Set all the material down again unchanged, without the pictures.

━━━━━━━━━━━━━━━━━━━━

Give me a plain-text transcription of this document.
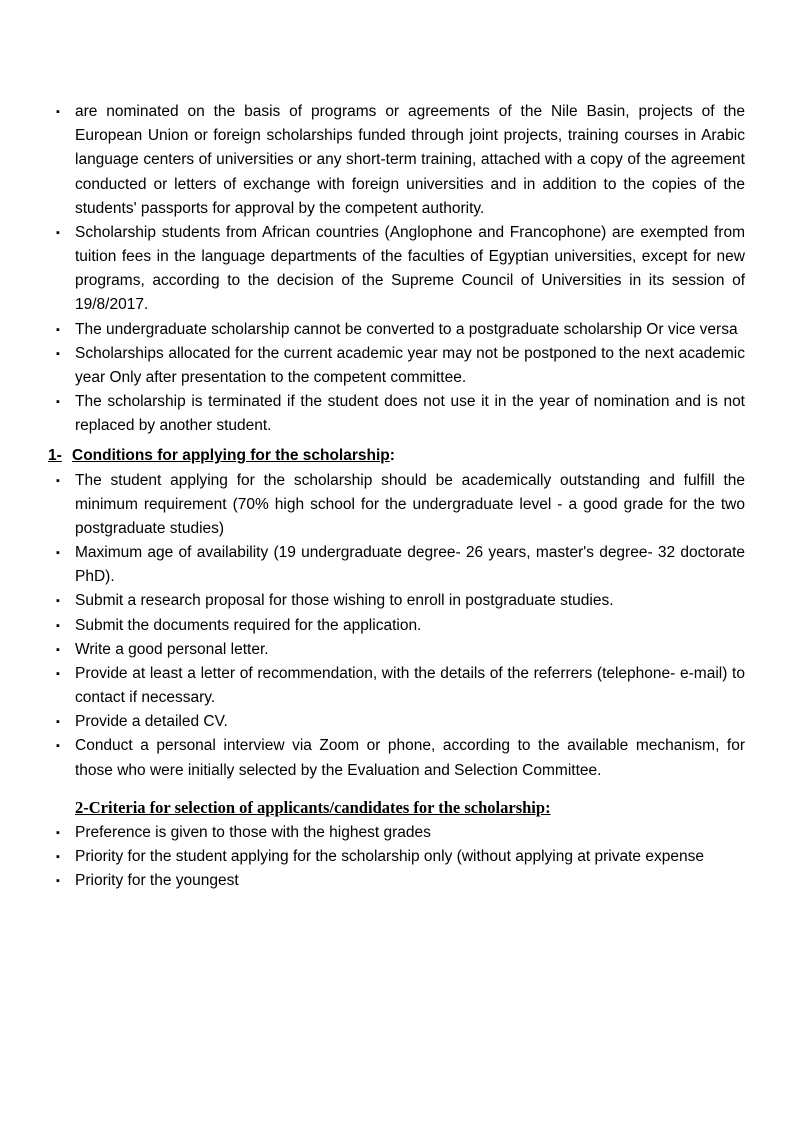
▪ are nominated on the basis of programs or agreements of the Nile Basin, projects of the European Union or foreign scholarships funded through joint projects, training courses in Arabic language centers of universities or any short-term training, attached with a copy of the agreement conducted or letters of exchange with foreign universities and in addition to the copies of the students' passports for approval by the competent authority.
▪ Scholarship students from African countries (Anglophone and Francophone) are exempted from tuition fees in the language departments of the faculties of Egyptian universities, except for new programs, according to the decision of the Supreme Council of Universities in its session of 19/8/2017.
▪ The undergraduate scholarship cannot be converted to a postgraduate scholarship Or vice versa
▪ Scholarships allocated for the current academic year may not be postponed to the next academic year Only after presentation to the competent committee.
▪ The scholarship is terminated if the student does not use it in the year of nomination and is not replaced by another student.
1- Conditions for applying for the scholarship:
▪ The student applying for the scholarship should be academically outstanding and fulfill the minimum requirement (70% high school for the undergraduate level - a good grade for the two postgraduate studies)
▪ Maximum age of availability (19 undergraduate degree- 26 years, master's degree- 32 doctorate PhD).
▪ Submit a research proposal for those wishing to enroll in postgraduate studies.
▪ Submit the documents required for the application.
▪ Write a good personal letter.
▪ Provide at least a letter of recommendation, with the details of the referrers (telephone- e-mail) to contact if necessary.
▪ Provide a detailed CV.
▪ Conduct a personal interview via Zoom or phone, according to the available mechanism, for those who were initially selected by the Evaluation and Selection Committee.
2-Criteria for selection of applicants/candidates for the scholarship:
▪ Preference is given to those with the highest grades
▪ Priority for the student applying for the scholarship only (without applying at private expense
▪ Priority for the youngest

━━━━━━━━━━━━━━━━━━━━

▶ [TASK ANSWER]
Give me a plain-text transcription of this document.
▪ are nominated on the basis of programs or agreements of the Nile Basin, projects of the European Union or foreign scholarships funded through joint projects, training courses in Arabic language centers of universities or any short-term training, attached with a copy of the agreement conducted or letters of exchange with foreign universities and in addition to the copies of the students' passports for approval by the competent authority.
▪ Scholarship students from African countries (Anglophone and Francophone) are exempted from tuition fees in the language departments of the faculties of Egyptian universities, except for new programs, according to the decision of the Supreme Council of Universities in its session of 19/8/2017.
▪ The undergraduate scholarship cannot be converted to a postgraduate scholarship Or vice versa
▪ Scholarships allocated for the current academic year may not be postponed to the next academic year Only after presentation to the competent committee.
▪ The scholarship is terminated if the student does not use it in the year of nomination and is not replaced by another student.
1- Conditions for applying for the scholarship:
▪ The student applying for the scholarship should be academically outstanding and fulfill the minimum requirement (70% high school for the undergraduate level - a good grade for the two postgraduate studies)
▪ Maximum age of availability (19 undergraduate degree- 26 years, master's degree- 32 doctorate PhD).
▪ Submit a research proposal for those wishing to enroll in postgraduate studies.
▪ Submit the documents required for the application.
▪ Write a good personal letter.
▪ Provide at least a letter of recommendation, with the details of the referrers (telephone- e-mail) to contact if necessary.
▪ Provide a detailed CV.
▪ Conduct a personal interview via Zoom or phone, according to the available mechanism, for those who were initially selected by the Evaluation and Selection Committee.
2-Criteria for selection of applicants/candidates for the scholarship:
▪ Preference is given to those with the highest grades
▪ Priority for the student applying for the scholarship only (without applying at private expense
▪ Priority for the youngest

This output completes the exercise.